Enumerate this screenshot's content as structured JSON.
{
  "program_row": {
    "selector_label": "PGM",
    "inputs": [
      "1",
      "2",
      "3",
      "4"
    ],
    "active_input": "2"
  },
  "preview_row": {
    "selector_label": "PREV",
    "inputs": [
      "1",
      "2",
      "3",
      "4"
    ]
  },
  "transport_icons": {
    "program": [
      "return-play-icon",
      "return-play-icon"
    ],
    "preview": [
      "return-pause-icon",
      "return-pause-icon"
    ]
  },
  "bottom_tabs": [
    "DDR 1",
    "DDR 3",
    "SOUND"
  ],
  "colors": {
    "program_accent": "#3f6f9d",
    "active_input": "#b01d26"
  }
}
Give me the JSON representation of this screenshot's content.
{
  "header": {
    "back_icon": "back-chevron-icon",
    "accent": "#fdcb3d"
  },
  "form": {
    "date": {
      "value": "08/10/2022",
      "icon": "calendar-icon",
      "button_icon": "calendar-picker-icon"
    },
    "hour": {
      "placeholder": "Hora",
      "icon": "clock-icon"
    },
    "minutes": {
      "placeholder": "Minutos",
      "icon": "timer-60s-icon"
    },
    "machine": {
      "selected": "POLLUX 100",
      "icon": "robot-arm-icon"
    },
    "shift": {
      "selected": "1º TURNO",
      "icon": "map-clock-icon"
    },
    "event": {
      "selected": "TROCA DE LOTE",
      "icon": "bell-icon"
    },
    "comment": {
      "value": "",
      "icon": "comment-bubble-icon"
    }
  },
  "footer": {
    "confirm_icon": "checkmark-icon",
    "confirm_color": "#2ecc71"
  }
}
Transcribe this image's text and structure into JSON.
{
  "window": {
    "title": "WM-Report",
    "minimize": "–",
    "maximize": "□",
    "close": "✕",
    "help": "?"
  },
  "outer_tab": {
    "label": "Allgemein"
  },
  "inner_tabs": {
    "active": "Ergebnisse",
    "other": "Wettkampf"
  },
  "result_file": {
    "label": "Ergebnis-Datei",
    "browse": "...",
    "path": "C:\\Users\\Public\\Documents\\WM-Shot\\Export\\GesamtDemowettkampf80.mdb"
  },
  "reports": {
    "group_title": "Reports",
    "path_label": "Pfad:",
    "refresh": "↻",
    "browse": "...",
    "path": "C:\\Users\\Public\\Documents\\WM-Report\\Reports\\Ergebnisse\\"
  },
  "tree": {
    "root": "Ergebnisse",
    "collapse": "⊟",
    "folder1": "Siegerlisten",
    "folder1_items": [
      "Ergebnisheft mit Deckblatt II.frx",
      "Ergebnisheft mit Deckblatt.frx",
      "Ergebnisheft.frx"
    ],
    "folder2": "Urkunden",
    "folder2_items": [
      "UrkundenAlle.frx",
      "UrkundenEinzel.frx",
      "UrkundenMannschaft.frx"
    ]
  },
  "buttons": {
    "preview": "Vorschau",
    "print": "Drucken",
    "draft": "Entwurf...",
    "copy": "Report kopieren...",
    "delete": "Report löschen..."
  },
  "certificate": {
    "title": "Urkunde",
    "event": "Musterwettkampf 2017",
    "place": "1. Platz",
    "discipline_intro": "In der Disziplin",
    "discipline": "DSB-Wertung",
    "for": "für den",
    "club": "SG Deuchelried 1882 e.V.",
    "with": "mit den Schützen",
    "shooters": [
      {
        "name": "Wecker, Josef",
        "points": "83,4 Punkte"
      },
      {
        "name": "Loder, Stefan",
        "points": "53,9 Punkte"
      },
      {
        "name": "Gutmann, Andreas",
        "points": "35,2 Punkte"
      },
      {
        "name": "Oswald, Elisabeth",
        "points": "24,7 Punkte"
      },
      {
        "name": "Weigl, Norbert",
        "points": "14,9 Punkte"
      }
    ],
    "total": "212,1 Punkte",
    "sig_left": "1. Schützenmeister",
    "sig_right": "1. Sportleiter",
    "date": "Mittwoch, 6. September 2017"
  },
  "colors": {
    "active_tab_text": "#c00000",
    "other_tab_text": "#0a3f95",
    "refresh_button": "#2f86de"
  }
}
━━━━━━━━
Show the lines from the data above that contain the string "Ergebnisheft".

ANSWER TO THIS TASK
      "Ergebnisheft mit Deckblatt II.frx",
      "Ergebnisheft mit Deckblatt.frx",
      "Ergebnisheft.frx"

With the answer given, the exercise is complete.